╭─ Information supplied
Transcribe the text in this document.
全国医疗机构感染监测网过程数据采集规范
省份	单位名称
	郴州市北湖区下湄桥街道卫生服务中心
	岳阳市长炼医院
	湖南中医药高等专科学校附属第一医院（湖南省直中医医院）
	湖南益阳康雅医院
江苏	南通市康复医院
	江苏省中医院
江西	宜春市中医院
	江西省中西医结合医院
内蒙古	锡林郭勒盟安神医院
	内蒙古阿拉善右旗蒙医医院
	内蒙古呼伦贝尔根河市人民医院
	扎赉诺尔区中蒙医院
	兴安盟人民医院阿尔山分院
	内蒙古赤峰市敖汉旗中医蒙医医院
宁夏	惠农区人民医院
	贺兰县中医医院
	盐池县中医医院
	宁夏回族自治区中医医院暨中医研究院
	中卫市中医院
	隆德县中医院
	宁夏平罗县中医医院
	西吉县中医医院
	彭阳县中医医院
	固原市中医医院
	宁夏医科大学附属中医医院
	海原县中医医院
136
╰─
▶ **Goal**
Copy out all of the records above with nothing altered.

▶ **Finished exercise**
Transcribe the text in this document.
全国医疗机构感染监测网过程数据采集规范
省份	单位名称
	郴州市北湖区下湄桥街道卫生服务中心
	岳阳市长炼医院
	湖南中医药高等专科学校附属第一医院（湖南省直中医医院）
	湖南益阳康雅医院
江苏	南通市康复医院
	江苏省中医院
江西	宜春市中医院
	江西省中西医结合医院
内蒙古	锡林郭勒盟安神医院
	内蒙古阿拉善右旗蒙医医院
	内蒙古呼伦贝尔根河市人民医院
	扎赉诺尔区中蒙医院
	兴安盟人民医院阿尔山分院
	内蒙古赤峰市敖汉旗中医蒙医医院
宁夏	惠农区人民医院
	贺兰县中医医院
	盐池县中医医院
	宁夏回族自治区中医医院暨中医研究院
	中卫市中医院
	隆德县中医院
	宁夏平罗县中医医院
	西吉县中医医院
	彭阳县中医医院
	固原市中医医院
	宁夏医科大学附属中医医院
	海原县中医医院
136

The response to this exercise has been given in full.